§ **Records from a collection**:
.....

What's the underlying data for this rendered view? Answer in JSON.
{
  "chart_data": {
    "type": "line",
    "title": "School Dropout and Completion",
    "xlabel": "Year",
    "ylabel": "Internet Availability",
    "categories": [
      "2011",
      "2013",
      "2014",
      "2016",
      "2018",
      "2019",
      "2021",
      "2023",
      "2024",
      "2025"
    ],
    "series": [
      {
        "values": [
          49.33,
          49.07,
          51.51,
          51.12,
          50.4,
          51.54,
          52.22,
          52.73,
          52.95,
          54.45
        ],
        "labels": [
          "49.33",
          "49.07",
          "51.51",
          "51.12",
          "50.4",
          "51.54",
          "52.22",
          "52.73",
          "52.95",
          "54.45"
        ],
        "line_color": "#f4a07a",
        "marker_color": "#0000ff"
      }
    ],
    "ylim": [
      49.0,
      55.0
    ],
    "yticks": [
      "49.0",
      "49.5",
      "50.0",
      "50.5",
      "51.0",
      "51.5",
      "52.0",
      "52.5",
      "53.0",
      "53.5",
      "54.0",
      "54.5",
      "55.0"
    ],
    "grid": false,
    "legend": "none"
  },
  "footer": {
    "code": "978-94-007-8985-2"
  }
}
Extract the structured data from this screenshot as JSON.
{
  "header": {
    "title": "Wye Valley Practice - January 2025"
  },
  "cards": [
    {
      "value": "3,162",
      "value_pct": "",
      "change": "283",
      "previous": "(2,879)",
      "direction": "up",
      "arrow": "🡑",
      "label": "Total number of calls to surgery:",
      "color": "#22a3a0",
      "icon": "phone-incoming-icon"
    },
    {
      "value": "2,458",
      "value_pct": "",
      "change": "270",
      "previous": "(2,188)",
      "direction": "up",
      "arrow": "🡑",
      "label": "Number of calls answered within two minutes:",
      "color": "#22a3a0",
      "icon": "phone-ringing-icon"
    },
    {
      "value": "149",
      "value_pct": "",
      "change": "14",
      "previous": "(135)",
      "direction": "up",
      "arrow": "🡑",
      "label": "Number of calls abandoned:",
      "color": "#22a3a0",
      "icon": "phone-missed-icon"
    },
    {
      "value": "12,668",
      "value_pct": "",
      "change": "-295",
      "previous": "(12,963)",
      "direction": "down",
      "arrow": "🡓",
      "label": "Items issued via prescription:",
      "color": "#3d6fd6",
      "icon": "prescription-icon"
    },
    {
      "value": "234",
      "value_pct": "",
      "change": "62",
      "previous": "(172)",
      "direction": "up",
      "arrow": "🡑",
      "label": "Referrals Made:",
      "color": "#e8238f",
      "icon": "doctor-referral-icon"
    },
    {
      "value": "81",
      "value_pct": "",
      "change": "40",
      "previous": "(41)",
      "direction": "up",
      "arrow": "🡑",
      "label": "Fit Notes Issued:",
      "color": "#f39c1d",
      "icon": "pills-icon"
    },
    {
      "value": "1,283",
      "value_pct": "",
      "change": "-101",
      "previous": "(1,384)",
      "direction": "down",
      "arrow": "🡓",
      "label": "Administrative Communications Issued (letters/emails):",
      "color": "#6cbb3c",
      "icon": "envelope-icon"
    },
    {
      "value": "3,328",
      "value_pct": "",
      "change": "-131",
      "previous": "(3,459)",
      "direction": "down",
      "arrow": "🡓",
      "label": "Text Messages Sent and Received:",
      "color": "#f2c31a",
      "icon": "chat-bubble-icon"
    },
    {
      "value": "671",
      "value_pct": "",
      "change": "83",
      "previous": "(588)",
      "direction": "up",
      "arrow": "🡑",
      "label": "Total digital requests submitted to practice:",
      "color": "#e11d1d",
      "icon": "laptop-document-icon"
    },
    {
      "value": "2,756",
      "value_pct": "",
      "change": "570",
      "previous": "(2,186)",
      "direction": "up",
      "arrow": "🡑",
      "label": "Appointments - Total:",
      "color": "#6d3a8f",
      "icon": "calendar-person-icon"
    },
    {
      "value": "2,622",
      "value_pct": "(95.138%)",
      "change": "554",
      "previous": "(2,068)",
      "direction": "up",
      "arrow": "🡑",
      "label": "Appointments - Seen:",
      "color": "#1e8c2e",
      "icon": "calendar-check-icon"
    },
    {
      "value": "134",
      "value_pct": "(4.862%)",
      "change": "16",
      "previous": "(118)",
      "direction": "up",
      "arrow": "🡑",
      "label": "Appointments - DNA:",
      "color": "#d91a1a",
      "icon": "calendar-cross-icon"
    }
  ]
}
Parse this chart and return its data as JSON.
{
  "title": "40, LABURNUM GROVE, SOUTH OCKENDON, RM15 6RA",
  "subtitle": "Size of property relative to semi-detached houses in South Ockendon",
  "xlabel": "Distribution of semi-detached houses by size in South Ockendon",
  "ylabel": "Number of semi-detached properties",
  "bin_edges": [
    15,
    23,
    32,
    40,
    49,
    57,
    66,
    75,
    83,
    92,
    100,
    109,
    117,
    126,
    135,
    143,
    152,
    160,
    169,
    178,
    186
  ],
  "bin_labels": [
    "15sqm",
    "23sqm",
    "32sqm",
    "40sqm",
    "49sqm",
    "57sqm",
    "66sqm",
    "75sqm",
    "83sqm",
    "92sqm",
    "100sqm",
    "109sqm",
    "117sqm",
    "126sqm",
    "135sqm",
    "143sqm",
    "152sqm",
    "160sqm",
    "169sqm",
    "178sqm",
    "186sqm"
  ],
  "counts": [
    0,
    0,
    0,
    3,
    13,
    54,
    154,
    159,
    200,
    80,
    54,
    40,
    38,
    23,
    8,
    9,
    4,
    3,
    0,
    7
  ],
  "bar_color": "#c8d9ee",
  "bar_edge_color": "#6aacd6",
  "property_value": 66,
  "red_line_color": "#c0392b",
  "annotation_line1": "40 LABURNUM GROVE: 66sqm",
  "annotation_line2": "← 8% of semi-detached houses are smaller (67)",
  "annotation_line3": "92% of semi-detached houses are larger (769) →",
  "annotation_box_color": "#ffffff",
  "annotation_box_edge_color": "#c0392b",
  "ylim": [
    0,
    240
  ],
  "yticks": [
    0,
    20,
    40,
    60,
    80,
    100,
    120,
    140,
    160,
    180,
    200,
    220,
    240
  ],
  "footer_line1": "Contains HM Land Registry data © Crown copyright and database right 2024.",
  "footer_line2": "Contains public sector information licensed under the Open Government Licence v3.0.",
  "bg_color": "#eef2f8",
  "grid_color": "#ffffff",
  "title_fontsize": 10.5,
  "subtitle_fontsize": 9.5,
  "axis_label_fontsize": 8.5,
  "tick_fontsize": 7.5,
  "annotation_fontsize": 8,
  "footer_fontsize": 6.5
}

.....

§ **Task to complete**: Your task is to quote the listing above word for word.

§ **Solution**:
What's the underlying data for this rendered view? Answer in JSON.
{
  "chart_data": {
    "type": "line",
    "title": "School Dropout and Completion",
    "xlabel": "Year",
    "ylabel": "Internet Availability",
    "categories": [
      "2011",
      "2013",
      "2014",
      "2016",
      "2018",
      "2019",
      "2021",
      "2023",
      "2024",
      "2025"
    ],
    "series": [
      {
        "values": [
          49.33,
          49.07,
          51.51,
          51.12,
          50.4,
          51.54,
          52.22,
          52.73,
          52.95,
          54.45
        ],
        "labels": [
          "49.33",
          "49.07",
          "51.51",
          "51.12",
          "50.4",
          "51.54",
          "52.22",
          "52.73",
          "52.95",
          "54.45"
        ],
        "line_color": "#f4a07a",
        "marker_color": "#0000ff"
      }
    ],
    "ylim": [
      49.0,
      55.0
    ],
    "yticks": [
      "49.0",
      "49.5",
      "50.0",
      "50.5",
      "51.0",
      "51.5",
      "52.0",
      "52.5",
      "53.0",
      "53.5",
      "54.0",
      "54.5",
      "55.0"
    ],
    "grid": false,
    "legend": "none"
  },
  "footer": {
    "code": "978-94-007-8985-2"
  }
}
Extract the structured data from this screenshot as JSON.
{
  "header": {
    "title": "Wye Valley Practice - January 2025"
  },
  "cards": [
    {
      "value": "3,162",
      "value_pct": "",
      "change": "283",
      "previous": "(2,879)",
      "direction": "up",
      "arrow": "🡑",
      "label": "Total number of calls to surgery:",
      "color": "#22a3a0",
      "icon": "phone-incoming-icon"
    },
    {
      "value": "2,458",
      "value_pct": "",
      "change": "270",
      "previous": "(2,188)",
      "direction": "up",
      "arrow": "🡑",
      "label": "Number of calls answered within two minutes:",
      "color": "#22a3a0",
      "icon": "phone-ringing-icon"
    },
    {
      "value": "149",
      "value_pct": "",
      "change": "14",
      "previous": "(135)",
      "direction": "up",
      "arrow": "🡑",
      "label": "Number of calls abandoned:",
      "color": "#22a3a0",
      "icon": "phone-missed-icon"
    },
    {
      "value": "12,668",
      "value_pct": "",
      "change": "-295",
      "previous": "(12,963)",
      "direction": "down",
      "arrow": "🡓",
      "label": "Items issued via prescription:",
      "color": "#3d6fd6",
      "icon": "prescription-icon"
    },
    {
      "value": "234",
      "value_pct": "",
      "change": "62",
      "previous": "(172)",
      "direction": "up",
      "arrow": "🡑",
      "label": "Referrals Made:",
      "color": "#e8238f",
      "icon": "doctor-referral-icon"
    },
    {
      "value": "81",
      "value_pct": "",
      "change": "40",
      "previous": "(41)",
      "direction": "up",
      "arrow": "🡑",
      "label": "Fit Notes Issued:",
      "color": "#f39c1d",
      "icon": "pills-icon"
    },
    {
      "value": "1,283",
      "value_pct": "",
      "change": "-101",
      "previous": "(1,384)",
      "direction": "down",
      "arrow": "🡓",
      "label": "Administrative Communications Issued (letters/emails):",
      "color": "#6cbb3c",
      "icon": "envelope-icon"
    },
    {
      "value": "3,328",
      "value_pct": "",
      "change": "-131",
      "previous": "(3,459)",
      "direction": "down",
      "arrow": "🡓",
      "label": "Text Messages Sent and Received:",
      "color": "#f2c31a",
      "icon": "chat-bubble-icon"
    },
    {
      "value": "671",
      "value_pct": "",
      "change": "83",
      "previous": "(588)",
      "direction": "up",
      "arrow": "🡑",
      "label": "Total digital requests submitted to practice:",
      "color": "#e11d1d",
      "icon": "laptop-document-icon"
    },
    {
      "value": "2,756",
      "value_pct": "",
      "change": "570",
      "previous": "(2,186)",
      "direction": "up",
      "arrow": "🡑",
      "label": "Appointments - Total:",
      "color": "#6d3a8f",
      "icon": "calendar-person-icon"
    },
    {
      "value": "2,622",
      "value_pct": "(95.138%)",
      "change": "554",
      "previous": "(2,068)",
      "direction": "up",
      "arrow": "🡑",
      "label": "Appointments - Seen:",
      "color": "#1e8c2e",
      "icon": "calendar-check-icon"
    },
    {
      "value": "134",
      "value_pct": "(4.862%)",
      "change": "16",
      "previous": "(118)",
      "direction": "up",
      "arrow": "🡑",
      "label": "Appointments - DNA:",
      "color": "#d91a1a",
      "icon": "calendar-cross-icon"
    }
  ]
}
Parse this chart and return its data as JSON.
{
  "title": "40, LABURNUM GROVE, SOUTH OCKENDON, RM15 6RA",
  "subtitle": "Size of property relative to semi-detached houses in South Ockendon",
  "xlabel": "Distribution of semi-detached houses by size in South Ockendon",
  "ylabel": "Number of semi-detached properties",
  "bin_edges": [
    15,
    23,
    32,
    40,
    49,
    57,
    66,
    75,
    83,
    92,
    100,
    109,
    117,
    126,
    135,
    143,
    152,
    160,
    169,
    178,
    186
  ],
  "bin_labels": [
    "15sqm",
    "23sqm",
    "32sqm",
    "40sqm",
    "49sqm",
    "57sqm",
    "66sqm",
    "75sqm",
    "83sqm",
    "92sqm",
    "100sqm",
    "109sqm",
    "117sqm",
    "126sqm",
    "135sqm",
    "143sqm",
    "152sqm",
    "160sqm",
    "169sqm",
    "178sqm",
    "186sqm"
  ],
  "counts": [
    0,
    0,
    0,
    3,
    13,
    54,
    154,
    159,
    200,
    80,
    54,
    40,
    38,
    23,
    8,
    9,
    4,
    3,
    0,
    7
  ],
  "bar_color": "#c8d9ee",
  "bar_edge_color": "#6aacd6",
  "property_value": 66,
  "red_line_color": "#c0392b",
  "annotation_line1": "40 LABURNUM GROVE: 66sqm",
  "annotation_line2": "← 8% of semi-detached houses are smaller (67)",
  "annotation_line3": "92% of semi-detached houses are larger (769) →",
  "annotation_box_color": "#ffffff",
  "annotation_box_edge_color": "#c0392b",
  "ylim": [
    0,
    240
  ],
  "yticks": [
    0,
    20,
    40,
    60,
    80,
    100,
    120,
    140,
    160,
    180,
    200,
    220,
    240
  ],
  "footer_line1": "Contains HM Land Registry data © Crown copyright and database right 2024.",
  "footer_line2": "Contains public sector information licensed under the Open Government Licence v3.0.",
  "bg_color": "#eef2f8",
  "grid_color": "#ffffff",
  "title_fontsize": 10.5,
  "subtitle_fontsize": 9.5,
  "axis_label_fontsize": 8.5,
  "tick_fontsize": 7.5,
  "annotation_fontsize": 8,
  "footer_fontsize": 6.5
}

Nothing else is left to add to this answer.